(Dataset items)
╭──
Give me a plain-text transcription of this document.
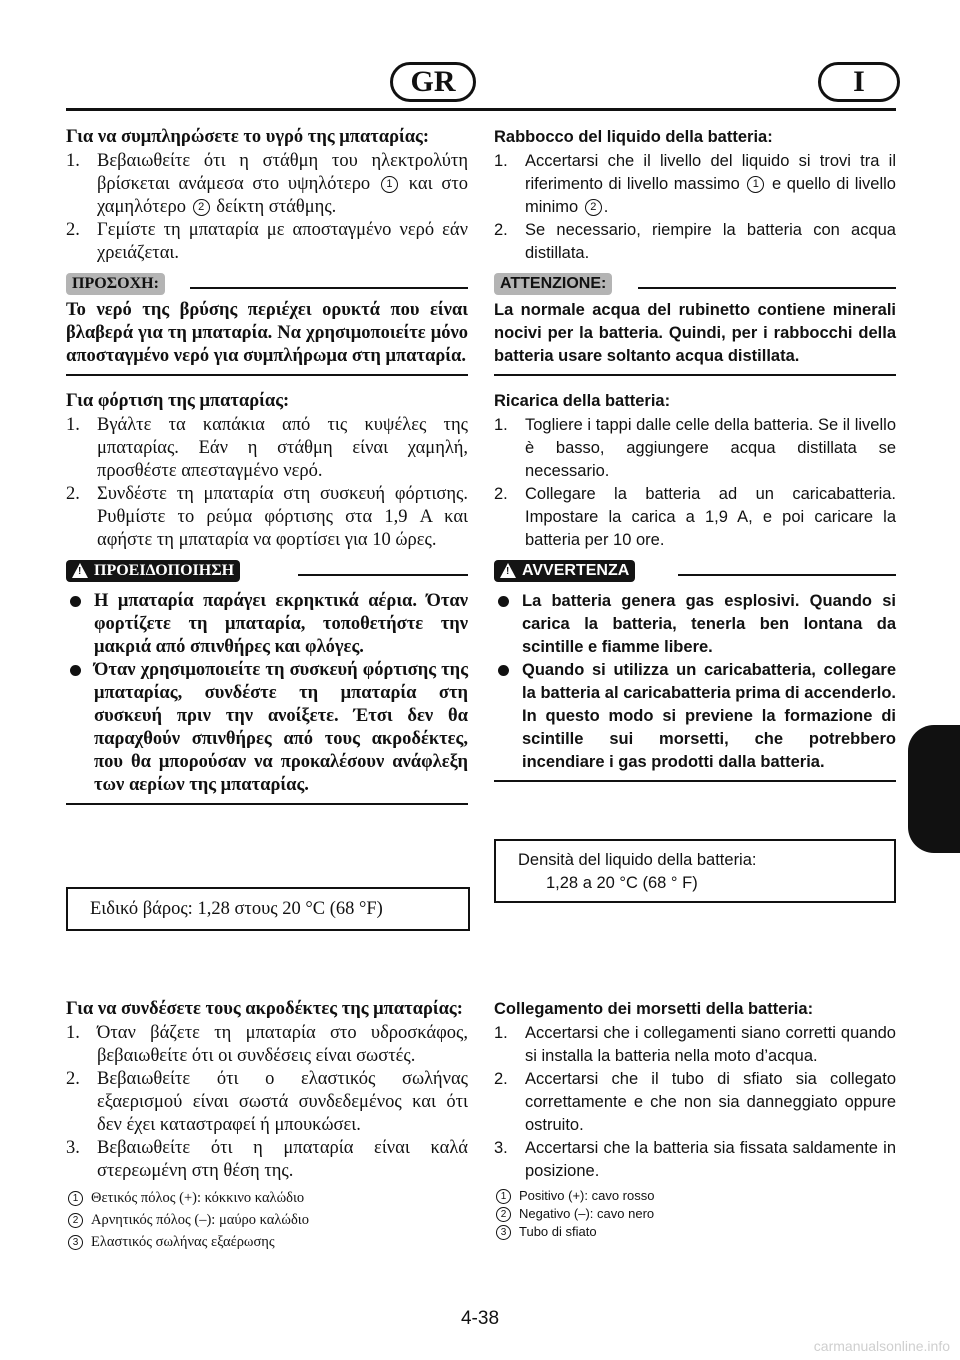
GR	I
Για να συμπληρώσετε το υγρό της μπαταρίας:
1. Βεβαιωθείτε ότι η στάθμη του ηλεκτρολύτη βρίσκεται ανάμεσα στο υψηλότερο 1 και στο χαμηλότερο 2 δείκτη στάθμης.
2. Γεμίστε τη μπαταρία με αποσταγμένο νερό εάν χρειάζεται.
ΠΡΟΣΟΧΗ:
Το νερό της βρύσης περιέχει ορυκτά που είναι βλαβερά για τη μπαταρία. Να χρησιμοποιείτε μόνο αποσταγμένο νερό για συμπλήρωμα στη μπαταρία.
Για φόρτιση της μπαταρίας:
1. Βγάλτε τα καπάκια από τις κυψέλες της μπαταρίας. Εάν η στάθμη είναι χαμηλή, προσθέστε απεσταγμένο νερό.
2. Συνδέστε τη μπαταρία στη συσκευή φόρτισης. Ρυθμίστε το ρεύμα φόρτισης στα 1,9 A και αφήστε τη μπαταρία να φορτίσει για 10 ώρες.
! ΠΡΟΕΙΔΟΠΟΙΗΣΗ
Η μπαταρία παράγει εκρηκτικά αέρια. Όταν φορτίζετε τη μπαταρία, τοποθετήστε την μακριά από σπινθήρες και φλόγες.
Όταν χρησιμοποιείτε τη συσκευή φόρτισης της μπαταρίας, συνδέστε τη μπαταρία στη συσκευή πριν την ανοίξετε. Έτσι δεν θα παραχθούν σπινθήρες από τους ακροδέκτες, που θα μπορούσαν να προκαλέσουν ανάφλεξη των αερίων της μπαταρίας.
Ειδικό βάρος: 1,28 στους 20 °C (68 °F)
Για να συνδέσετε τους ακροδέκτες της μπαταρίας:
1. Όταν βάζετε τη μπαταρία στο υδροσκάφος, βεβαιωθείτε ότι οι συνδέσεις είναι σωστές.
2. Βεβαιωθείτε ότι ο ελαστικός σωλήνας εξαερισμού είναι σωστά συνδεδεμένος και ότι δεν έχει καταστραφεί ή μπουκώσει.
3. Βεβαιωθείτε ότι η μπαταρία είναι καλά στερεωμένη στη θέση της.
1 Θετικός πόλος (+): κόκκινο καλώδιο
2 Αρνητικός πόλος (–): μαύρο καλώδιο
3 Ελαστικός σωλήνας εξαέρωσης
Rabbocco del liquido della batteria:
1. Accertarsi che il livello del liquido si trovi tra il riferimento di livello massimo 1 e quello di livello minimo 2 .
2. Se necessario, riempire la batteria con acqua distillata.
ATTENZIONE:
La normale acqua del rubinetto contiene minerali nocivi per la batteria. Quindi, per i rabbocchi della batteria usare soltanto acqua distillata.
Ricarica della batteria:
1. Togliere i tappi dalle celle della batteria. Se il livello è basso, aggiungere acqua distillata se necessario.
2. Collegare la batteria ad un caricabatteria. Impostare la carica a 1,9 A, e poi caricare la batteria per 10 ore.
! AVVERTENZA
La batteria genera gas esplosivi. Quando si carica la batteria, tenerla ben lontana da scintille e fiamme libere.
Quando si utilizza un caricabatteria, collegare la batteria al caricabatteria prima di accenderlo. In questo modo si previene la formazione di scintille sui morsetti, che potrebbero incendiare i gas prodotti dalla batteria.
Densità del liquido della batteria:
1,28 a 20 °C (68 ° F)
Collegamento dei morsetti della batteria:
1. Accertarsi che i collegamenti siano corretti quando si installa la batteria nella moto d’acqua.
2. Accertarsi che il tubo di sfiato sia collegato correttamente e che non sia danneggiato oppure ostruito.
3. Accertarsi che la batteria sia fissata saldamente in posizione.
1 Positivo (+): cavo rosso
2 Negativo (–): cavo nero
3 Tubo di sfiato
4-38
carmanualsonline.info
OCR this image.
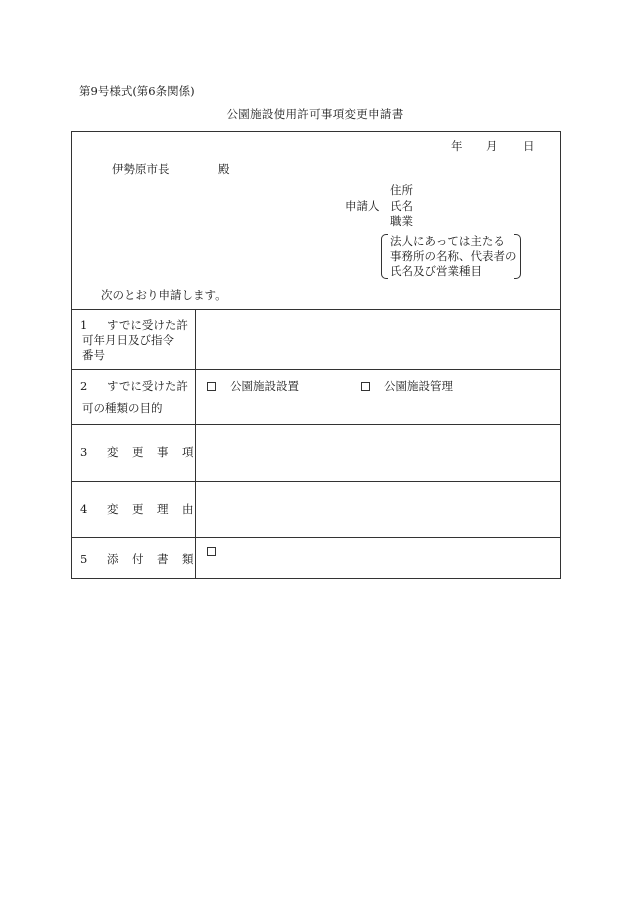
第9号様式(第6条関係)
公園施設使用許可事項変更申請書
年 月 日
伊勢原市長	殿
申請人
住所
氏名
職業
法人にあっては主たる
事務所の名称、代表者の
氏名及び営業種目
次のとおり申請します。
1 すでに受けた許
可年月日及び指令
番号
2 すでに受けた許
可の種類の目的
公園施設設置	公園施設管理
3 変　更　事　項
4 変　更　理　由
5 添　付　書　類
╰──
╭──
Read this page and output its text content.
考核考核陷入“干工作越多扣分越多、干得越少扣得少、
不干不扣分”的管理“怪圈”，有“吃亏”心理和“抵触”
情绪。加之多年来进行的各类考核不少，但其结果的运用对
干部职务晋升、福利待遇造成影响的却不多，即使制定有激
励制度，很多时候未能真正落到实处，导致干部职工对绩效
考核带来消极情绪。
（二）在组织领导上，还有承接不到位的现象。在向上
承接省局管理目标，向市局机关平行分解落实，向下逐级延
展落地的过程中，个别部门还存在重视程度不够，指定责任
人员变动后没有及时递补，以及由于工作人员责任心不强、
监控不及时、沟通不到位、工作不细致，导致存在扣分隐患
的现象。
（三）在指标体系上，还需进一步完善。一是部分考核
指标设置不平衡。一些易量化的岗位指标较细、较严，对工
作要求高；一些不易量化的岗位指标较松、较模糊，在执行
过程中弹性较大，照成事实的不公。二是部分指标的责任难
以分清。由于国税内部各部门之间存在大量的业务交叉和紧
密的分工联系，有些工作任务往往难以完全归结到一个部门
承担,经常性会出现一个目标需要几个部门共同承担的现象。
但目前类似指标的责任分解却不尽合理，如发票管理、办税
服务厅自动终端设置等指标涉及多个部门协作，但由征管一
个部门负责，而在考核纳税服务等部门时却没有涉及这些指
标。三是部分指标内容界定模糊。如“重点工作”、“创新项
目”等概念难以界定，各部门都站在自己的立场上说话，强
╰──
◆ What the task asks:
Using the material above, gather every line that includes "caricabatteria".

◆ Finished answer:
2. Collegare la batteria ad un caricabatteria. Impostare la carica a 1,9 A, e poi caricare la batteria per 10 ore.
Quando si utilizza un caricabatteria, collegare la batteria al caricabatteria prima di accenderlo. In questo modo si previene la formazione di scintille sui morsetti, che potrebbero incendiare i gas prodotti dalla batteria.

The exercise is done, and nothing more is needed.